--- Begin Data listing ---

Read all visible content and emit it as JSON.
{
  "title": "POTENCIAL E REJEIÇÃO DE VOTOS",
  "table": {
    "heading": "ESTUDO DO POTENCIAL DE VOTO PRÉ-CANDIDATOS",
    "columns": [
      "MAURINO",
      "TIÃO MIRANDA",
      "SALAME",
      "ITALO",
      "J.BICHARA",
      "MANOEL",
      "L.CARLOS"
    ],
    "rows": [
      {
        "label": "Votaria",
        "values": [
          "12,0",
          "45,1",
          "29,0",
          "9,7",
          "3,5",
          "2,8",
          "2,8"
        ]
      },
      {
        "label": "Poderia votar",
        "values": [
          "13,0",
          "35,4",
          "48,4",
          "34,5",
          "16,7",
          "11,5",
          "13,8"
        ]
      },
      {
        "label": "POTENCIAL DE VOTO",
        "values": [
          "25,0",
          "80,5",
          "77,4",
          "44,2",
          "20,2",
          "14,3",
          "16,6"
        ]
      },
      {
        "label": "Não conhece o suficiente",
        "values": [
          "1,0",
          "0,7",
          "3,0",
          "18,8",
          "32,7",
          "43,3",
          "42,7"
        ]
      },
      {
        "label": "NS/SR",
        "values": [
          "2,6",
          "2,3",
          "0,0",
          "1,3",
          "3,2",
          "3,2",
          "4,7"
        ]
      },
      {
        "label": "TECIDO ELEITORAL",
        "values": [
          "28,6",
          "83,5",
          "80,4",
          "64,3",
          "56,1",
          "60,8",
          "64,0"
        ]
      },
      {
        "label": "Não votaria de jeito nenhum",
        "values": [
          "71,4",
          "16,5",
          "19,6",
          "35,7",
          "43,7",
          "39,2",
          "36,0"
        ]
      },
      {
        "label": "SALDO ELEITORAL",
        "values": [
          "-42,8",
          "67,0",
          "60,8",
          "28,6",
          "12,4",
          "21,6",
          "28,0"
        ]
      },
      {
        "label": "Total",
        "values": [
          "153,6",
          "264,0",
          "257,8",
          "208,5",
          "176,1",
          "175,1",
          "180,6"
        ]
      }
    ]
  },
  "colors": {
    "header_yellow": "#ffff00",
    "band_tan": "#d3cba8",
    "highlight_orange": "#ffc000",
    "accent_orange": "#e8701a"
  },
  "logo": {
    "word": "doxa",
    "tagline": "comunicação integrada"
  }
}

--- End Data listing ---

Determine how many lines of this listing contain "POTENCIAL", and give only the number.

3